Work to complete
Retype the rows starting with the line that contains "dimension-3: 3 xyxy=(511,165,535,266)" and going on through the line that contains "side-bracket xyxy=(595,204,686,283)", keeping every character as it stands.
--- START ---
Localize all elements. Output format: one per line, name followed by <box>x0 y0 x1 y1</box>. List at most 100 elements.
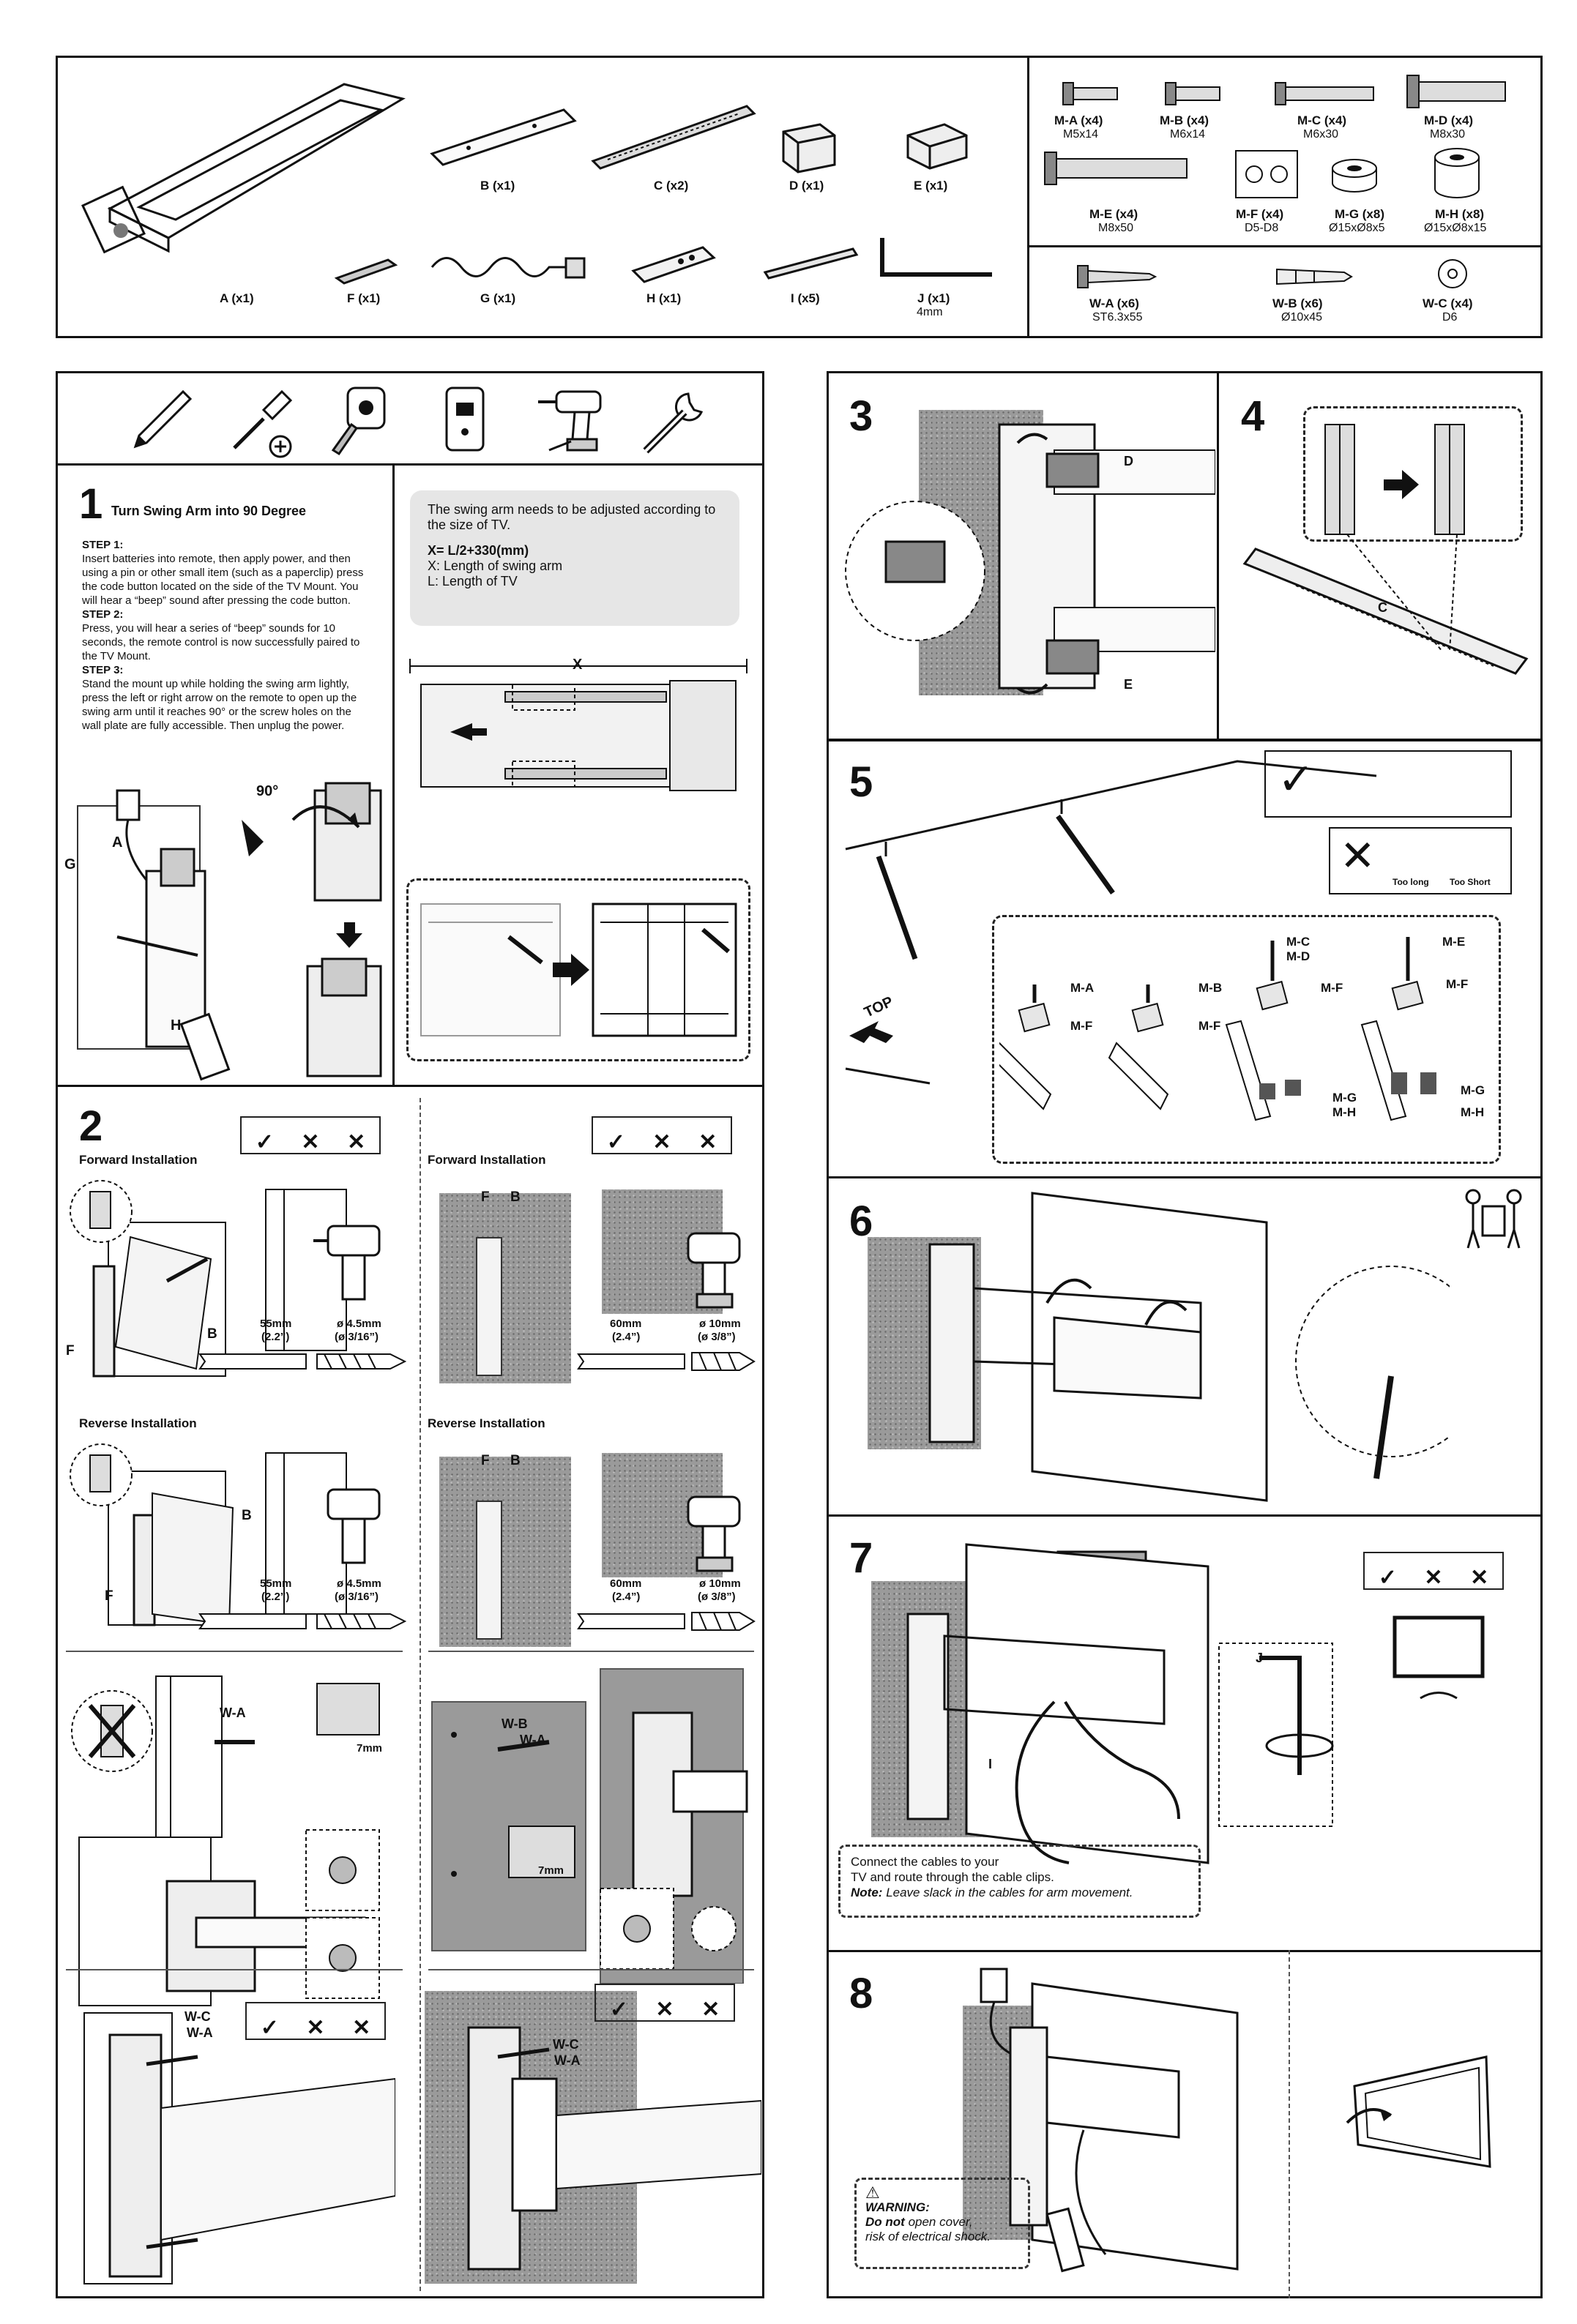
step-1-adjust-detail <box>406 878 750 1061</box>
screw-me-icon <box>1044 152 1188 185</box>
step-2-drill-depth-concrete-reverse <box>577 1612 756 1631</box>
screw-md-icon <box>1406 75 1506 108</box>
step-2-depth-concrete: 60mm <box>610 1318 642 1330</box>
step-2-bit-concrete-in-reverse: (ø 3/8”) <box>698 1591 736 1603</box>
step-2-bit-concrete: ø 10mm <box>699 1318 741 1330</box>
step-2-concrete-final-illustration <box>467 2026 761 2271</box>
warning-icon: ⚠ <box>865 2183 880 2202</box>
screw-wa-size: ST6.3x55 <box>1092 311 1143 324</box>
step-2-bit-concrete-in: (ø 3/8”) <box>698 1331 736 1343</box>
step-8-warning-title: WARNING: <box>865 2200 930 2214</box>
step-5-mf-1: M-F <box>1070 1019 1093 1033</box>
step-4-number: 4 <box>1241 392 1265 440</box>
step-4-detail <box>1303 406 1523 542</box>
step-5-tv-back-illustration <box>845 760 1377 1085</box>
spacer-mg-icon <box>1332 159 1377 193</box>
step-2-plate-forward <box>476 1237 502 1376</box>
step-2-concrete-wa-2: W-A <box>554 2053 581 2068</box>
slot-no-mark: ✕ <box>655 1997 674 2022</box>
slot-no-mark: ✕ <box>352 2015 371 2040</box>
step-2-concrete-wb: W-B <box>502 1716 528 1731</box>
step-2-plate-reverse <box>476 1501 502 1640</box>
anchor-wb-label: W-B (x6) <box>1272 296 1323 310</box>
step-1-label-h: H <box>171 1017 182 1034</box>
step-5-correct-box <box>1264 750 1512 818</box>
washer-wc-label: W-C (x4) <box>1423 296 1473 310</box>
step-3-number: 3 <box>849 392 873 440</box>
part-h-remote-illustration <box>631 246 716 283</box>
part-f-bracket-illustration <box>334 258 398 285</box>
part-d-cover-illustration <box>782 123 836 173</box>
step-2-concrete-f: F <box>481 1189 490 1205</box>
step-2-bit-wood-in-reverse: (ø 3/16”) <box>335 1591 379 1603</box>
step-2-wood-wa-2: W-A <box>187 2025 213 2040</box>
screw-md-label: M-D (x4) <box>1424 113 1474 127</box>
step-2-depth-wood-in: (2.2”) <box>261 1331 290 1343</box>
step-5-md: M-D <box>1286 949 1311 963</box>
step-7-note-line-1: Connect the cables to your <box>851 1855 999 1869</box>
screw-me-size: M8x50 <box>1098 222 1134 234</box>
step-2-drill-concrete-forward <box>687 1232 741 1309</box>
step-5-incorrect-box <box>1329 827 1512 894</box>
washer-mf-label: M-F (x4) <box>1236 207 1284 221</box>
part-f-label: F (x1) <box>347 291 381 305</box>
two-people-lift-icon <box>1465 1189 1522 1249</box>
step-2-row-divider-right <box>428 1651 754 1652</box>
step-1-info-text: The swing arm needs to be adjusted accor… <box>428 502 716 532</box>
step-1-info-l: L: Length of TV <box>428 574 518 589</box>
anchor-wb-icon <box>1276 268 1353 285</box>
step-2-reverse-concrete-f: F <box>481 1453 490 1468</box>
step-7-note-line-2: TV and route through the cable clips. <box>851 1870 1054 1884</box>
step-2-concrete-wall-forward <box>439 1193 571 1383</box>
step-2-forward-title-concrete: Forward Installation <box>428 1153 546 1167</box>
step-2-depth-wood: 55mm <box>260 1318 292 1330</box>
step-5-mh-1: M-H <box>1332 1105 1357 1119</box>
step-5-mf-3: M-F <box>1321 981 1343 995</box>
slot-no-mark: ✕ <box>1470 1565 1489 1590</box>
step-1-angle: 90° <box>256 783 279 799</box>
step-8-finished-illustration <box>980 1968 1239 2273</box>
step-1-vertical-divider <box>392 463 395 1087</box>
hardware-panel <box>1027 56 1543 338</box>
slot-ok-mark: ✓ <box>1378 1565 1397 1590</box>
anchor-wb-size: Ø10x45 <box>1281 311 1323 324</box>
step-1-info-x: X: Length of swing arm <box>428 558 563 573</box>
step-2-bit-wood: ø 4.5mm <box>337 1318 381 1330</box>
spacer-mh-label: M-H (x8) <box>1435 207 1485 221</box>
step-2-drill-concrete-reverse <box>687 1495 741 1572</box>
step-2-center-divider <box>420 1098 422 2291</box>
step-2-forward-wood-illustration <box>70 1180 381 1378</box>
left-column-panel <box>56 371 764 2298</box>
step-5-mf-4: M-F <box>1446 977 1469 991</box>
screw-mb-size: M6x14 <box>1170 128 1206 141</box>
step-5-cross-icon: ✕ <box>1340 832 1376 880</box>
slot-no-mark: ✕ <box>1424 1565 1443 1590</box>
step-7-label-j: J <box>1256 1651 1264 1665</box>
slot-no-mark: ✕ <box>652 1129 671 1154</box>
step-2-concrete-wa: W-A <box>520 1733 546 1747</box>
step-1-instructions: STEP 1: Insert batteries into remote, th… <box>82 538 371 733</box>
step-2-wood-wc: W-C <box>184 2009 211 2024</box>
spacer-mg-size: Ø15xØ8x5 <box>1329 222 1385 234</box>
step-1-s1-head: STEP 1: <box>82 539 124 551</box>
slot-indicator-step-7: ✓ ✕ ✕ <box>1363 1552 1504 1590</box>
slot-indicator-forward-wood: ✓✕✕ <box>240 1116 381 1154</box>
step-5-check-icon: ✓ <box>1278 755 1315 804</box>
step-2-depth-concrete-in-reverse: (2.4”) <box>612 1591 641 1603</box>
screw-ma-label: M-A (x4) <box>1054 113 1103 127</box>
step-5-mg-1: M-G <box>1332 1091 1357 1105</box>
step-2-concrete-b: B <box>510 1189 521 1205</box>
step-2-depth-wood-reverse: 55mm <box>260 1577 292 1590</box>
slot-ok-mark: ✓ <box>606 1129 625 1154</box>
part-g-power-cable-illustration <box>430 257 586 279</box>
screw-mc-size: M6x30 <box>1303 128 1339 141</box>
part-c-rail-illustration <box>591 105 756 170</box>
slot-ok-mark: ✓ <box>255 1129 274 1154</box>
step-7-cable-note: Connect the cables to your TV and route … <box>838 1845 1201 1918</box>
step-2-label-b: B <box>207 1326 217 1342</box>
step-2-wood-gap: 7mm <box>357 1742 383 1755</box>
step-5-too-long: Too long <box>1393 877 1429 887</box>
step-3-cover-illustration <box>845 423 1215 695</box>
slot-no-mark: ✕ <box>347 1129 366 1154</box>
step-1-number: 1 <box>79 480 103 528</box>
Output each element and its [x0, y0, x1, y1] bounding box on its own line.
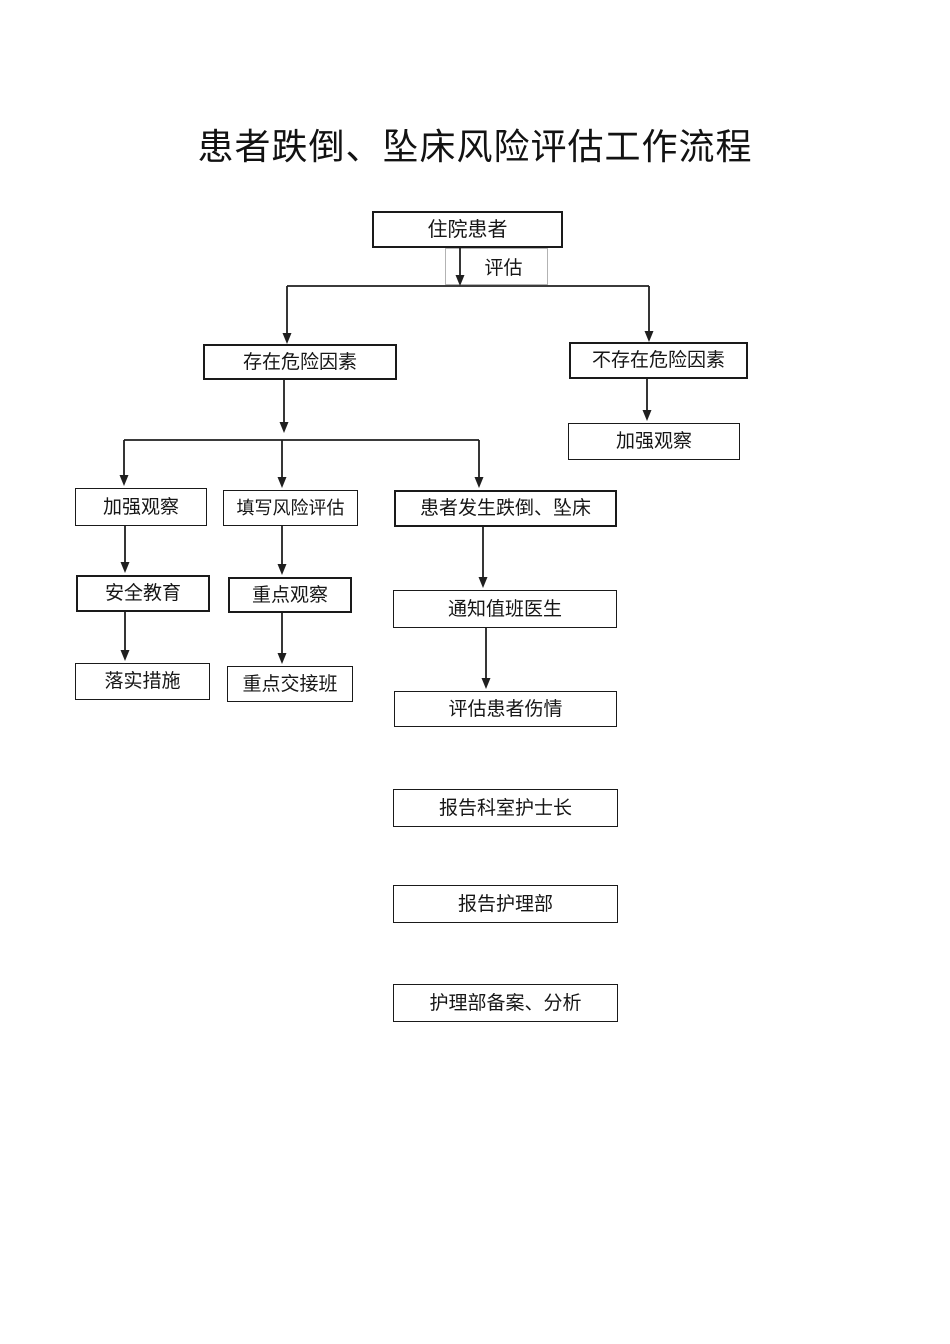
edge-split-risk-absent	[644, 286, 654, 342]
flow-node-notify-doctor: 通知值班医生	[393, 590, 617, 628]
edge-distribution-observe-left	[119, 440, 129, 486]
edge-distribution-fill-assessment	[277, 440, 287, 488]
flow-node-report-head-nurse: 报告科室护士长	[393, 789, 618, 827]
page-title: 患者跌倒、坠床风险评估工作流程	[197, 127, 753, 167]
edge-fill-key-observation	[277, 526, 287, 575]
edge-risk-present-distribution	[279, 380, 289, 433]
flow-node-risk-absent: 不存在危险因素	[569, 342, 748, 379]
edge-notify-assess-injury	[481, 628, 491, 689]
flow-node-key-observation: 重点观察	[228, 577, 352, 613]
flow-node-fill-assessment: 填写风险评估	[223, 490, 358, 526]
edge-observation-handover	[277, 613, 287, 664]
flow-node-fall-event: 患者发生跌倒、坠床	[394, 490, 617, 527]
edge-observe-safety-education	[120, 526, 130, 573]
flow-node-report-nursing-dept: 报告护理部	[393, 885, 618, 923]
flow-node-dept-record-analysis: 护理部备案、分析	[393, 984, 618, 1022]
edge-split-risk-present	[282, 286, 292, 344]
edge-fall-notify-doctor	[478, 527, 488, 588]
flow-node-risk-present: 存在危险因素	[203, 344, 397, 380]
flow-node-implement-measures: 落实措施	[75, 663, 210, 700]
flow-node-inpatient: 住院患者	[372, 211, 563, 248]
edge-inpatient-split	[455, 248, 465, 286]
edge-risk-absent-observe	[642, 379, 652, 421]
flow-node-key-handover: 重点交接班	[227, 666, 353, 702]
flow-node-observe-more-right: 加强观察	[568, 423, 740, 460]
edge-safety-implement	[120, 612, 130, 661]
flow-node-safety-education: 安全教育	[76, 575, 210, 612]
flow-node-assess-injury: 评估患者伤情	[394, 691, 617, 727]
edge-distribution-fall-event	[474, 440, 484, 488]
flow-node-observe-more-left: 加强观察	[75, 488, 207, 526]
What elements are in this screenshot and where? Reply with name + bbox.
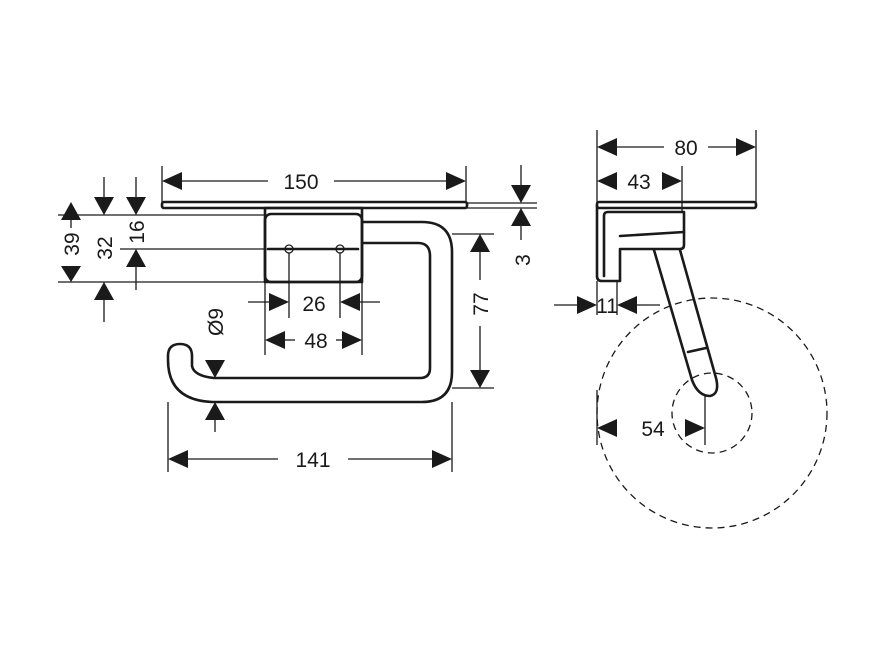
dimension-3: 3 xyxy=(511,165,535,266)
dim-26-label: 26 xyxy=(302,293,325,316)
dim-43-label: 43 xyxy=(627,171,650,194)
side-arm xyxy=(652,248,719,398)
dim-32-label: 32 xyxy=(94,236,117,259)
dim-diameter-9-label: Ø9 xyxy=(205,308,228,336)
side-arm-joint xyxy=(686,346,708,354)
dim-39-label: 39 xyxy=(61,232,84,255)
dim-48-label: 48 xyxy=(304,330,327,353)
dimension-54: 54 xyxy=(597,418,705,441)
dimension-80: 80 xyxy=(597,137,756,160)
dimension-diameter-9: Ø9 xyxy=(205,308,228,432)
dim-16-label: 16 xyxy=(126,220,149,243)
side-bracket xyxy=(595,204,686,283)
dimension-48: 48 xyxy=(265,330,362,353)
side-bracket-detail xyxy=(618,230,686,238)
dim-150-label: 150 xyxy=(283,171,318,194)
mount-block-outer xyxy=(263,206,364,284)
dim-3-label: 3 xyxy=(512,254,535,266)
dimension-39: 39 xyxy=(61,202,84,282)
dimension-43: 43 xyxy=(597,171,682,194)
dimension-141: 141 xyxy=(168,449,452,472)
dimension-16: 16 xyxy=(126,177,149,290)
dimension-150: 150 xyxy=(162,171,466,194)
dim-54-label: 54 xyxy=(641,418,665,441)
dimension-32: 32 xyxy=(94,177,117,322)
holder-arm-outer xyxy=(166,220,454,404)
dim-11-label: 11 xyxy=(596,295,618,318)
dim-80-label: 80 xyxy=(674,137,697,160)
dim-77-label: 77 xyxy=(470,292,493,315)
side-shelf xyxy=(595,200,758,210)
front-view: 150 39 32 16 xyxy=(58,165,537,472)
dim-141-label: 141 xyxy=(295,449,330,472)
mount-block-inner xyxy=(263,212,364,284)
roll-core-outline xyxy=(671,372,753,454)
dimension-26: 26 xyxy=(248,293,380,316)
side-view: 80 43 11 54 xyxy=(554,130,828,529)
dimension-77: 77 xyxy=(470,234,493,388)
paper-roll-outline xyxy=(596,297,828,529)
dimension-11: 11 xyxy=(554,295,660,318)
--- END ---
Solution to the problem
dimension-3: 3 xyxy=(511,165,535,266)
dim-26-label: 26 xyxy=(302,293,325,316)
dim-43-label: 43 xyxy=(627,171,650,194)
side-arm xyxy=(652,248,719,398)
dim-32-label: 32 xyxy=(94,236,117,259)
dim-diameter-9-label: Ø9 xyxy=(205,308,228,336)
side-arm-joint xyxy=(686,346,708,354)
dim-39-label: 39 xyxy=(61,232,84,255)
dim-48-label: 48 xyxy=(304,330,327,353)
dimension-54: 54 xyxy=(597,418,705,441)
dimension-80: 80 xyxy=(597,137,756,160)
dimension-diameter-9: Ø9 xyxy=(205,308,228,432)
dim-16-label: 16 xyxy=(126,220,149,243)
side-bracket xyxy=(595,204,686,283)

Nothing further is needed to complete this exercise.